## [Task statement]
Make a tally of the lines in the records that include the string "Anasxon", and give only that number.

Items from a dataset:

[START]

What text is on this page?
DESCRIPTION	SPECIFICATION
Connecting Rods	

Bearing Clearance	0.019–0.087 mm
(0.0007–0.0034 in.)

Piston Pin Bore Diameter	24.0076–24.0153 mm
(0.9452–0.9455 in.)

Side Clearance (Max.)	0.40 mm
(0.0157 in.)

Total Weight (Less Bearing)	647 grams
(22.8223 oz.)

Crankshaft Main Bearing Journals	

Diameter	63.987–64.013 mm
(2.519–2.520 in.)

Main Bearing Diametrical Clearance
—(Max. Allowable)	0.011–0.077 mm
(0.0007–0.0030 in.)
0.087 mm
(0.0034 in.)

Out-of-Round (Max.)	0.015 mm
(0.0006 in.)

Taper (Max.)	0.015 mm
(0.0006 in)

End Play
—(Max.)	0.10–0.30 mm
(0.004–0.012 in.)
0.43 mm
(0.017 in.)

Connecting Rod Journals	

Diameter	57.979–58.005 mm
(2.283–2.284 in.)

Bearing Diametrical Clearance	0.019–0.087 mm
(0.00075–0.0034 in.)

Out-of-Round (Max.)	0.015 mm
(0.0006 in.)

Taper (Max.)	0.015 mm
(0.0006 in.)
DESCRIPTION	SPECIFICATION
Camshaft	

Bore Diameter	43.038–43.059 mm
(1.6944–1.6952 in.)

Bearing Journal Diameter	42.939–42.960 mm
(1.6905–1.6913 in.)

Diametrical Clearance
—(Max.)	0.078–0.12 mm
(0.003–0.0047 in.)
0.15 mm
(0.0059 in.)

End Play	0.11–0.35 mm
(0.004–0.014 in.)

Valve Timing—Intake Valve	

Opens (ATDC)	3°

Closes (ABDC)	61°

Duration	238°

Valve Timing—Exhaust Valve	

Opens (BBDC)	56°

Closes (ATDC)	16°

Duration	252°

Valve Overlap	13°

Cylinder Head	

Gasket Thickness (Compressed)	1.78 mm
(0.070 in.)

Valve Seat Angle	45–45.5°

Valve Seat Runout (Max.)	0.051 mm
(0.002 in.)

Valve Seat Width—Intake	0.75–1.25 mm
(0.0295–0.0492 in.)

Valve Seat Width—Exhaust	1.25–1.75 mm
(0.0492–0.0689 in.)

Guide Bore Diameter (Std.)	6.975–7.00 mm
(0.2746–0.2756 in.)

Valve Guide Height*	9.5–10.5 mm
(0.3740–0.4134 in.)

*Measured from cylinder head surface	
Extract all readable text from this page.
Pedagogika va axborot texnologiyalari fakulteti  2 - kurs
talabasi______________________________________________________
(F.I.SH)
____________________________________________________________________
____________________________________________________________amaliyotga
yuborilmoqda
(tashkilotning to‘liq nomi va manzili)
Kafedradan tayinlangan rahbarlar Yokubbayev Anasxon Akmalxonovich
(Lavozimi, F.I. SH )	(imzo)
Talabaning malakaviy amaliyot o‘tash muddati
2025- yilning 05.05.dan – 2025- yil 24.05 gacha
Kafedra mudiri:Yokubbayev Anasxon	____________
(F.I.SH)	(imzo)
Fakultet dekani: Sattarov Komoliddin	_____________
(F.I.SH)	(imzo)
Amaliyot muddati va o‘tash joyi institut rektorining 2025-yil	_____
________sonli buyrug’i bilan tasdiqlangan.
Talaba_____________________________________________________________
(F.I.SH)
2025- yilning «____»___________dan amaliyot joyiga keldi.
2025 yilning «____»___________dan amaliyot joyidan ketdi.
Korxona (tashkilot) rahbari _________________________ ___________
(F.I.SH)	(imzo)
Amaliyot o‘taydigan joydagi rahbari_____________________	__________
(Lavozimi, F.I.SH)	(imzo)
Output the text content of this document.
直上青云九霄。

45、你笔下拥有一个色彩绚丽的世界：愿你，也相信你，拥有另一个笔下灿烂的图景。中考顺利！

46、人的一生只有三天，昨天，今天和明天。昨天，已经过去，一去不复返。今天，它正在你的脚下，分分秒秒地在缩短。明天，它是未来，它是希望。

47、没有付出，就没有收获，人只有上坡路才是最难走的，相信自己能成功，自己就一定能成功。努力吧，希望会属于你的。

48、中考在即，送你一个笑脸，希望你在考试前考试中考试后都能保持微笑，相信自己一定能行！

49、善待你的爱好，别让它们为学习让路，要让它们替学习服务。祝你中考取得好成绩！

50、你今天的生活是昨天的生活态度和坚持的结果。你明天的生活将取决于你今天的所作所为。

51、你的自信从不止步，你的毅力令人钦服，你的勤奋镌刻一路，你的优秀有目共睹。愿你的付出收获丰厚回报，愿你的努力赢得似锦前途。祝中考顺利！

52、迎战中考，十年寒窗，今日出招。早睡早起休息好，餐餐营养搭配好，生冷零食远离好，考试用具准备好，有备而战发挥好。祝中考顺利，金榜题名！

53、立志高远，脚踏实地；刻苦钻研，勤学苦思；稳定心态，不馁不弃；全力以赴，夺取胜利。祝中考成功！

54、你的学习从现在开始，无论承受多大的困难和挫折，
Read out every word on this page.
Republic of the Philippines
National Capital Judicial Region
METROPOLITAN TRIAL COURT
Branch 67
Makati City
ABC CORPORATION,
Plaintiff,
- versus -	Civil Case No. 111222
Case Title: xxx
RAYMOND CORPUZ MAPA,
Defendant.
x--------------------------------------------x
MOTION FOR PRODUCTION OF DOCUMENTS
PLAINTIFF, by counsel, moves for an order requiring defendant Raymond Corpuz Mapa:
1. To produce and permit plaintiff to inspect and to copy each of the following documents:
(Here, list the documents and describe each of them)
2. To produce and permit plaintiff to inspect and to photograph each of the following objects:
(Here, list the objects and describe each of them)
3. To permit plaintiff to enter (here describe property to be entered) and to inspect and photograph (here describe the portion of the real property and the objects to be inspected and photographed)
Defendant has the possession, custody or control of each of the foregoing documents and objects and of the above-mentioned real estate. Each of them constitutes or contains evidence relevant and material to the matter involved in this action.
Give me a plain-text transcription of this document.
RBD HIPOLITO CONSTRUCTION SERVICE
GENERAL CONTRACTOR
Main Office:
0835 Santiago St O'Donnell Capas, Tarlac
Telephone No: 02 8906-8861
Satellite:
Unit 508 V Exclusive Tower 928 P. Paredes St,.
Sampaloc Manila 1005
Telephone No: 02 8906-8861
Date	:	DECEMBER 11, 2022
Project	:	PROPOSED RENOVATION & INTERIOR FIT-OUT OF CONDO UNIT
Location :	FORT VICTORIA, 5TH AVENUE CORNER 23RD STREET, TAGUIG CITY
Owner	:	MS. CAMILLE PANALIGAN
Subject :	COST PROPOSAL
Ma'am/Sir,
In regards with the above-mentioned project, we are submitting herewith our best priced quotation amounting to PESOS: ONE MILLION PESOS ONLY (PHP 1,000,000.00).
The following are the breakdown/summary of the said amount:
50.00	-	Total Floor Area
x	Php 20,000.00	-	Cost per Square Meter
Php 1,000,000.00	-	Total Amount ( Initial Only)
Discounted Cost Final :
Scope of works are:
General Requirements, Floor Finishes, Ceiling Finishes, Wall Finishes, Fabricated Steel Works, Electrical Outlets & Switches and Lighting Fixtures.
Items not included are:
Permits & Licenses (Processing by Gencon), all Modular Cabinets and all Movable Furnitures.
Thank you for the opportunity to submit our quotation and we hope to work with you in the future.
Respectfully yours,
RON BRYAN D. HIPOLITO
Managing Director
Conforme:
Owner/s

[END]

## [Written response]
2